>>

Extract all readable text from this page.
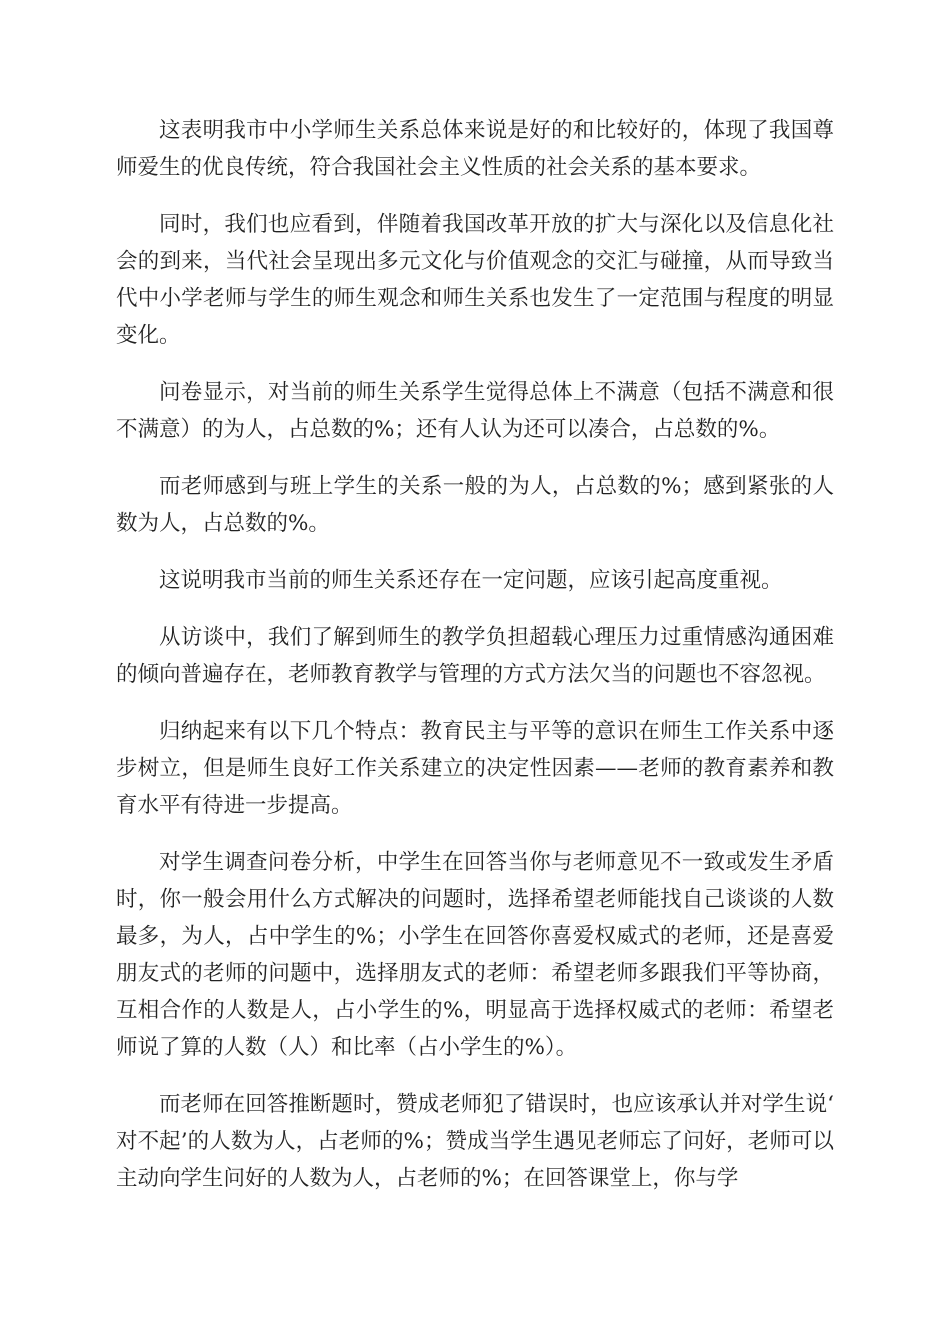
这表明我市中小学师生关系总体来说是好的和比较好的，体现了我国尊师爱生的优良传统，符合我国社会主义性质的社会关系的基本要求。

同时，我们也应看到，伴随着我国改革开放的扩大与深化以及信息化社会的到来，当代社会呈现出多元文化与价值观念的交汇与碰撞，从而导致当代中小学老师与学生的师生观念和师生关系也发生了一定范围与程度的明显变化。

问卷显示，对当前的师生关系学生觉得总体上不满意（包括不满意和很不满意）的为人，占总数的%；还有人认为还可以凑合，占总数的%。

而老师感到与班上学生的关系一般的为人，占总数的%；感到紧张的人数为人，占总数的%。

这说明我市当前的师生关系还存在一定问题，应该引起高度重视。

从访谈中，我们了解到师生的教学负担超载心理压力过重情感沟通困难的倾向普遍存在，老师教育教学与管理的方式方法欠当的问题也不容忽视。

归纳起来有以下几个特点：教育民主与平等的意识在师生工作关系中逐步树立，但是师生良好工作关系建立的决定性因素——老师的教育素养和教育水平有待进一步提高。

对学生调查问卷分析，中学生在回答当你与老师意见不一致或发生矛盾时，你一般会用什么方式解决的问题时，选择希望老师能找自己谈谈的人数最多，为人，占中学生的%；小学生在回答你喜爱权威式的老师，还是喜爱朋友式的老师的问题中，选择朋友式的老师：希望老师多跟我们平等协商，互相合作的人数是人，占小学生的%，明显高于选择权威式的老师：希望老师说了算的人数（人）和比率（占小学生的%）。

而老师在回答推断题时，赞成老师犯了错误时，也应该承认并对学生说‘对不起’的人数为人，占老师的%；赞成当学生遇见老师忘了问好，老师可以主动向学生问好的人数为人，占老师的%；在回答课堂上，你与学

<<

REQUIRED WORK:
Strip out the pictures and quote the remaining data word for word.

TASK ANSWER:
Extract all readable text from this page.
这表明我市中小学师生关系总体来说是好的和比较好的，体现了我国尊师爱生的优良传统，符合我国社会主义性质的社会关系的基本要求。

同时，我们也应看到，伴随着我国改革开放的扩大与深化以及信息化社会的到来，当代社会呈现出多元文化与价值观念的交汇与碰撞，从而导致当代中小学老师与学生的师生观念和师生关系也发生了一定范围与程度的明显变化。

问卷显示，对当前的师生关系学生觉得总体上不满意（包括不满意和很不满意）的为人，占总数的%；还有人认为还可以凑合，占总数的%。

而老师感到与班上学生的关系一般的为人，占总数的%；感到紧张的人数为人，占总数的%。

这说明我市当前的师生关系还存在一定问题，应该引起高度重视。

从访谈中，我们了解到师生的教学负担超载心理压力过重情感沟通困难的倾向普遍存在，老师教育教学与管理的方式方法欠当的问题也不容忽视。

归纳起来有以下几个特点：教育民主与平等的意识在师生工作关系中逐步树立，但是师生良好工作关系建立的决定性因素——老师的教育素养和教育水平有待进一步提高。

对学生调查问卷分析，中学生在回答当你与老师意见不一致或发生矛盾时，你一般会用什么方式解决的问题时，选择希望老师能找自己谈谈的人数最多，为人，占中学生的%；小学生在回答你喜爱权威式的老师，还是喜爱朋友式的老师的问题中，选择朋友式的老师：希望老师多跟我们平等协商，互相合作的人数是人，占小学生的%，明显高于选择权威式的老师：希望老师说了算的人数（人）和比率（占小学生的%）。

而老师在回答推断题时，赞成老师犯了错误时，也应该承认并对学生说‘对不起’的人数为人，占老师的%；赞成当学生遇见老师忘了问好，老师可以主动向学生问好的人数为人，占老师的%；在回答课堂上，你与学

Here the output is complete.